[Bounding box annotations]
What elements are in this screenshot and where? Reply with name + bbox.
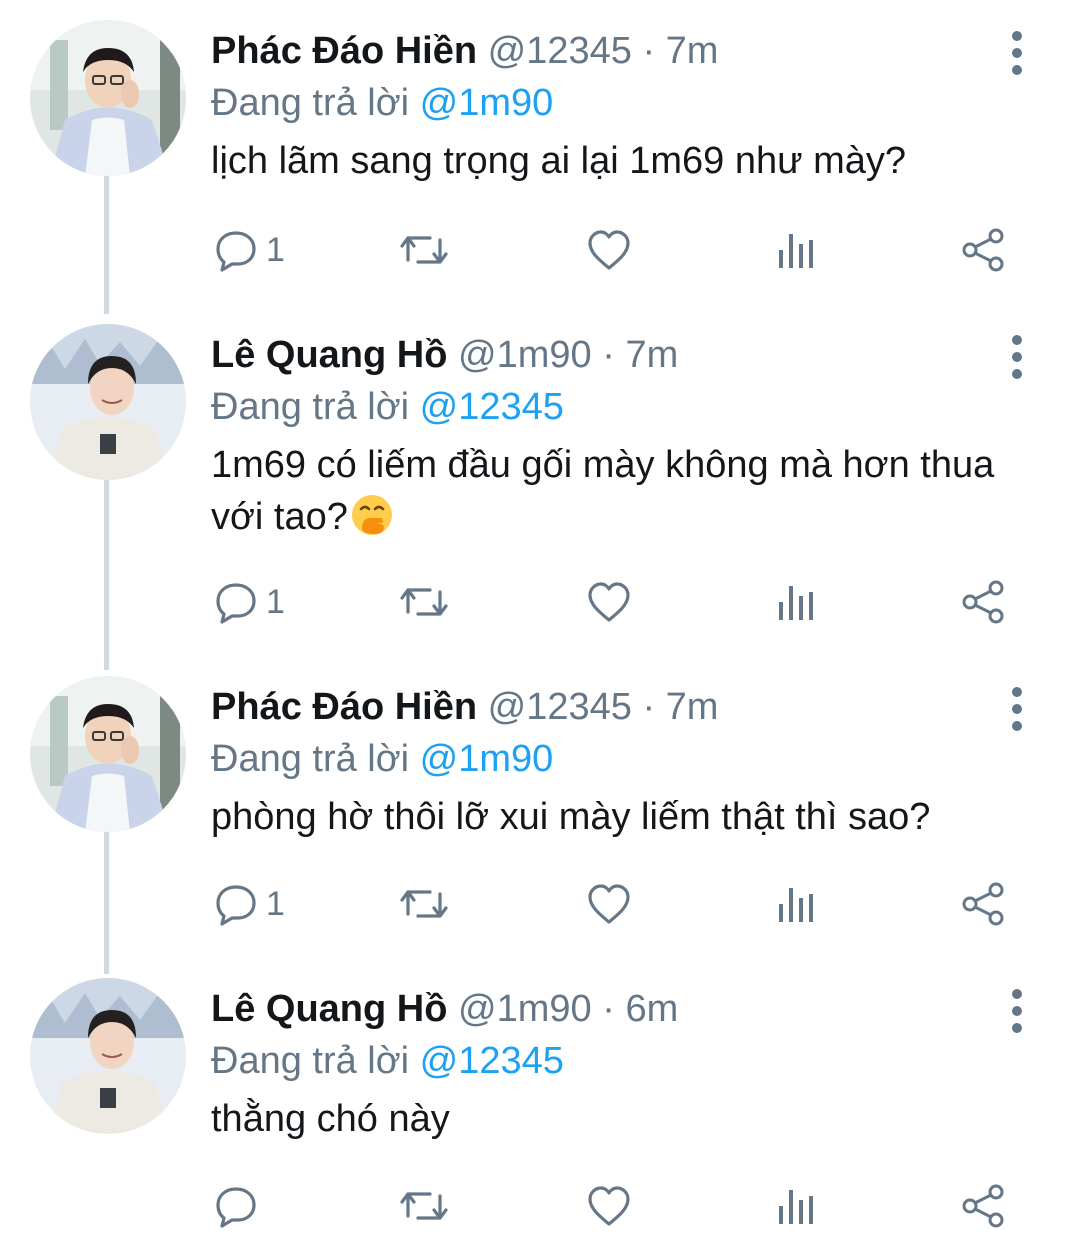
tweet[interactable]: Lê Quang Hồ @1m90 · 6m Đang trả lời @123… [0,978,1080,1240]
share-icon [962,882,1004,926]
tweet-actions: 1 [0,220,1080,280]
tweet[interactable]: Phác Đáo Hiền @12345 · 7m Đang trả lời @… [0,20,1080,290]
author-name[interactable]: Lê Quang Hồ [211,988,447,1030]
tweet-text: lịch lãm sang trọng ai lại 1m69 như mày? [211,140,907,182]
retweet-icon [400,236,448,264]
share-icon [962,580,1004,624]
retweet-button[interactable] [398,572,450,632]
retweet-button[interactable] [398,220,450,280]
tweet[interactable]: Phác Đáo Hiền @12345 · 7m Đang trả lời @… [0,676,1080,946]
author-handle[interactable]: @1m90 [458,988,592,1030]
reply-count: 1 [266,582,285,621]
reply-button[interactable]: 1 [214,874,285,934]
replying-to: Đang trả lời @1m90 [211,78,553,128]
share-button[interactable] [960,874,1006,934]
replying-to: Đang trả lời @12345 [211,382,564,432]
tweet-text: phòng hờ thôi lỡ xui mày liếm thật thì s… [211,796,931,838]
replying-to: Đang trả lời @1m90 [211,734,553,784]
author-name[interactable]: Lê Quang Hồ [211,334,447,376]
analytics-icon [779,1190,813,1224]
share-button[interactable] [960,220,1006,280]
author-handle[interactable]: @12345 [488,686,632,728]
analytics-button[interactable] [776,874,816,934]
like-icon [588,230,630,270]
timestamp[interactable]: 7m [666,686,719,728]
mention-link[interactable]: @1m90 [420,738,554,780]
retweet-button[interactable] [398,1176,450,1236]
more-options-icon[interactable] [1002,684,1032,734]
share-icon [962,228,1004,272]
tweet-header: Lê Quang Hồ @1m90 · 7m [211,330,678,380]
tweet-header: Lê Quang Hồ @1m90 · 6m [211,984,678,1034]
analytics-icon [779,586,813,620]
separator-dot: · [642,30,656,72]
mention-link[interactable]: @1m90 [420,82,554,124]
like-button[interactable] [586,874,632,934]
reply-count: 1 [266,230,285,269]
tweet-actions: 1 [0,572,1080,632]
tweet-text: thằng chó này [211,1098,450,1140]
replying-to-label: Đang trả lời [211,386,420,428]
timestamp[interactable]: 7m [666,30,719,72]
analytics-icon [779,888,813,922]
more-options-icon[interactable] [1002,332,1032,382]
separator-dot: · [642,686,656,728]
avatar[interactable] [30,676,186,832]
reply-button[interactable]: 1 [214,220,285,280]
analytics-button[interactable] [776,220,816,280]
tweet-header: Phác Đáo Hiền @12345 · 7m [211,682,718,732]
retweet-icon [400,890,448,918]
author-handle[interactable]: @1m90 [458,334,592,376]
reply-button[interactable]: 1 [214,572,285,632]
reply-icon [216,885,256,926]
reply-icon [216,1187,256,1228]
reply-icon [216,231,256,272]
like-button[interactable] [586,220,632,280]
replying-to: Đang trả lời @12345 [211,1036,564,1086]
retweet-icon [400,588,448,616]
timestamp[interactable]: 6m [625,988,678,1030]
like-icon [588,1186,630,1226]
tweet[interactable]: Lê Quang Hồ @1m90 · 7m Đang trả lời @123… [0,324,1080,654]
replying-to-label: Đang trả lời [211,1040,420,1082]
tweet-actions: 1 [0,874,1080,934]
tweet-text-content: 1m69 có liếm đầu gối mày không mà hơn th… [211,444,995,538]
tweet-thread: Phác Đáo Hiền @12345 · 7m Đang trả lời @… [0,0,1080,1243]
like-button[interactable] [586,572,632,632]
analytics-button[interactable] [776,1176,816,1236]
like-icon [588,884,630,924]
like-icon [588,582,630,622]
avatar[interactable] [30,324,186,480]
author-handle[interactable]: @12345 [488,30,632,72]
more-options-icon[interactable] [1002,986,1032,1036]
replying-to-label: Đang trả lời [211,738,420,780]
share-button[interactable] [960,572,1006,632]
like-button[interactable] [586,1176,632,1236]
share-button[interactable] [960,1176,1006,1236]
replying-to-label: Đang trả lời [211,82,420,124]
author-name[interactable]: Phác Đáo Hiền [211,30,477,72]
face-with-hand-over-mouth-emoji [350,493,394,537]
tweet-actions [0,1176,1080,1236]
mention-link[interactable]: @12345 [420,1040,564,1082]
more-options-icon[interactable] [1002,28,1032,78]
tweet-header: Phác Đáo Hiền @12345 · 7m [211,26,718,76]
separator-dot: · [602,334,615,376]
retweet-icon [400,1192,448,1220]
analytics-icon [779,234,813,268]
avatar[interactable] [30,20,186,176]
reply-count: 1 [266,884,285,923]
timestamp[interactable]: 7m [625,334,678,376]
share-icon [962,1184,1004,1228]
retweet-button[interactable] [398,874,450,934]
mention-link[interactable]: @12345 [420,386,564,428]
author-name[interactable]: Phác Đáo Hiền [211,686,477,728]
analytics-button[interactable] [776,572,816,632]
tweet-text: 1m69 có liếm đầu gối mày không mà hơn th… [211,439,1031,543]
reply-icon [216,583,256,624]
avatar[interactable] [30,978,186,1134]
reply-button[interactable] [214,1176,266,1236]
separator-dot: · [602,988,615,1030]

→ PROMPT:
Please copy every one of the records above word for word, leaving out the pictures.

→ RESULT OF THE EXERCISE:
What elements are in this screenshot and where? Reply with name + bbox.
tweet[interactable]: Lê Quang Hồ @1m90 · 6m Đang trả lời @123… [0,978,1080,1240]
share-icon [962,882,1004,926]
tweet-actions: 1 [0,220,1080,280]
tweet[interactable]: Phác Đáo Hiền @12345 · 7m Đang trả lời @… [0,20,1080,290]
author-name[interactable]: Lê Quang Hồ [211,988,447,1030]
tweet-text: lịch lãm sang trọng ai lại 1m69 như mày? [211,140,907,182]
retweet-icon [400,236,448,264]
share-icon [962,580,1004,624]
retweet-button[interactable] [398,572,450,632]
retweet-button[interactable] [398,220,450,280]
tweet[interactable]: Phác Đáo Hiền @12345 · 7m Đang trả lời @… [0,676,1080,946]
author-handle[interactable]: @1m90 [458,988,592,1030]
reply-count: 1 [266,582,285,621]
reply-button[interactable]: 1 [214,874,285,934]
replying-to: Đang trả lời @1m90 [211,78,553,128]
share-button[interactable] [960,874,1006,934]
replying-to: Đang trả lời @12345 [211,382,564,432]
tweet-text: phòng hờ thôi lỡ xui mày liếm thật thì s… [211,796,931,838]
replying-to: Đang trả lời @1m90 [211,734,553,784]
author-name[interactable]: Lê Quang Hồ [211,334,447,376]
analytics-icon [779,1190,813,1224]
share-button[interactable] [960,220,1006,280]
author-handle[interactable]: @12345 [488,686,632,728]
analytics-button[interactable] [776,874,816,934]
like-icon [588,230,630,270]
timestamp[interactable]: 7m [666,686,719,728]
mention-link[interactable]: @1m90 [420,738,554,780]
retweet-button[interactable] [398,1176,450,1236]
more-options-icon[interactable] [1002,684,1032,734]
share-icon [962,228,1004,272]
tweet-header: Lê Quang Hồ @1m90 · 7m [211,330,678,380]
tweet-header: Lê Quang Hồ @1m90 · 6m [211,984,678,1034]
analytics-icon [779,586,813,620]
separator-dot: · [642,30,656,72]
mention-link[interactable]: @1m90 [420,82,554,124]
like-button[interactable] [586,874,632,934]
reply-count: 1 [266,230,285,269]
tweet-actions: 1 [0,572,1080,632]
tweet-text: thằng chó này [211,1098,450,1140]
replying-to-label: Đang trả lời [211,386,420,428]
timestamp[interactable]: 7m [666,30,719,72]
analytics-icon [779,888,813,922]
more-options-icon[interactable] [1002,332,1032,382]
separator-dot: · [642,686,656,728]
avatar[interactable] [30,676,186,832]
reply-button[interactable]: 1 [214,220,285,280]
analytics-button[interactable] [776,220,816,280]
tweet-header: Phác Đáo Hiền @12345 · 7m [211,682,718,732]
retweet-icon [400,890,448,918]
author-handle[interactable]: @1m90 [458,334,592,376]
reply-button[interactable]: 1 [214,572,285,632]
reply-icon [216,885,256,926]
reply-icon [216,1187,256,1228]
reply-icon [216,231,256,272]
like-button[interactable] [586,220,632,280]
replying-to: Đang trả lời @12345 [211,1036,564,1086]
retweet-icon [400,588,448,616]
timestamp[interactable]: 6m [625,988,678,1030]
like-icon [588,1186,630,1226]
tweet[interactable]: Lê Quang Hồ @1m90 · 7m Đang trả lời @123… [0,324,1080,654]
replying-to-label: Đang trả lời [211,1040,420,1082]
tweet-actions: 1 [0,874,1080,934]
tweet-text-content: 1m69 có liếm đầu gối mày không mà hơn th… [211,444,995,538]
tweet-thread: Phác Đáo Hiền @12345 · 7m Đang trả lời @… [0,0,1080,1243]
like-button[interactable] [586,572,632,632]
analytics-button[interactable] [776,1176,816,1236]
like-icon [588,884,630,924]
like-icon [588,582,630,622]
avatar[interactable] [30,324,186,480]
author-handle[interactable]: @12345 [488,30,632,72]
more-options-icon[interactable] [1002,986,1032,1036]
replying-to-label: Đang trả lời [211,738,420,780]
share-button[interactable] [960,572,1006,632]
like-button[interactable] [586,1176,632,1236]
share-button[interactable] [960,1176,1006,1236]
replying-to-label: Đang trả lời [211,82,420,124]
author-name[interactable]: Phác Đáo Hiền [211,30,477,72]
face-with-hand-over-mouth-emoji [350,493,394,537]
tweet-actions [0,1176,1080,1236]
mention-link[interactable]: @12345 [420,1040,564,1082]
more-options-icon[interactable] [1002,28,1032,78]
tweet-header: Phác Đáo Hiền @12345 · 7m [211,26,718,76]
separator-dot: · [602,334,615,376]
retweet-icon [400,1192,448,1220]
analytics-icon [779,234,813,268]
avatar[interactable] [30,20,186,176]
reply-count: 1 [266,884,285,923]
timestamp[interactable]: 7m [625,334,678,376]
share-icon [962,1184,1004,1228]
retweet-button[interactable] [398,874,450,934]
mention-link[interactable]: @12345 [420,386,564,428]
author-name[interactable]: Phác Đáo Hiền [211,686,477,728]
analytics-button[interactable] [776,572,816,632]
tweet-text: 1m69 có liếm đầu gối mày không mà hơn th… [211,439,1031,543]
reply-icon [216,583,256,624]
avatar[interactable] [30,978,186,1134]
reply-button[interactable] [214,1176,266,1236]
separator-dot: · [602,988,615,1030]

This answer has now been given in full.